begin Stored rows

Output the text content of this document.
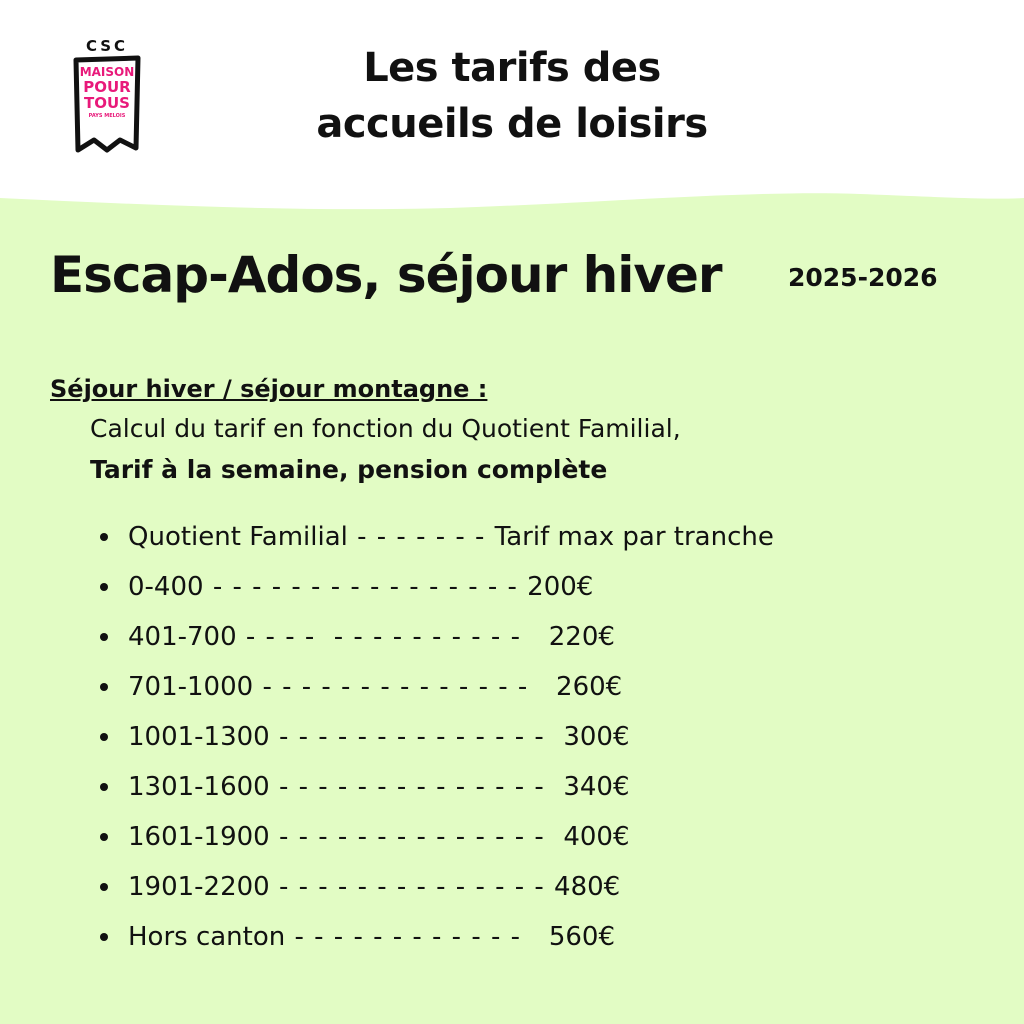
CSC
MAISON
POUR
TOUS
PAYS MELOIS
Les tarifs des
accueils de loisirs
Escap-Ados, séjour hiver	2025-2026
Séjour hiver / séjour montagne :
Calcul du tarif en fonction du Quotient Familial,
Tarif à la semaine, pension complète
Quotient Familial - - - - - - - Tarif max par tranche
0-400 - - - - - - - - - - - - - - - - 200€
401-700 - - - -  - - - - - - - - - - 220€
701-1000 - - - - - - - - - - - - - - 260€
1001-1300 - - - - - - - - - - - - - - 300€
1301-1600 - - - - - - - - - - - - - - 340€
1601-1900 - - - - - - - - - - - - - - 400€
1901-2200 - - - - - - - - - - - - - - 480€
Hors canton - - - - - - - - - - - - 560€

end Stored rows

■ **Task description**: Write out every record above exactly as it stands, but leave out the pictures.

■ **Solved problem**:
Output the text content of this document.
CSC
MAISON
POUR
TOUS
PAYS MELOIS
Les tarifs des
accueils de loisirs
Escap-Ados, séjour hiver	2025-2026
Séjour hiver / séjour montagne :
Calcul du tarif en fonction du Quotient Familial,
Tarif à la semaine, pension complète
Quotient Familial - - - - - - - Tarif max par tranche
0-400 - - - - - - - - - - - - - - - - 200€
401-700 - - - -  - - - - - - - - - - 220€
701-1000 - - - - - - - - - - - - - - 260€
1001-1300 - - - - - - - - - - - - - - 300€
1301-1600 - - - - - - - - - - - - - - 340€
1601-1900 - - - - - - - - - - - - - - 400€
1901-2200 - - - - - - - - - - - - - - 480€
Hors canton - - - - - - - - - - - - 560€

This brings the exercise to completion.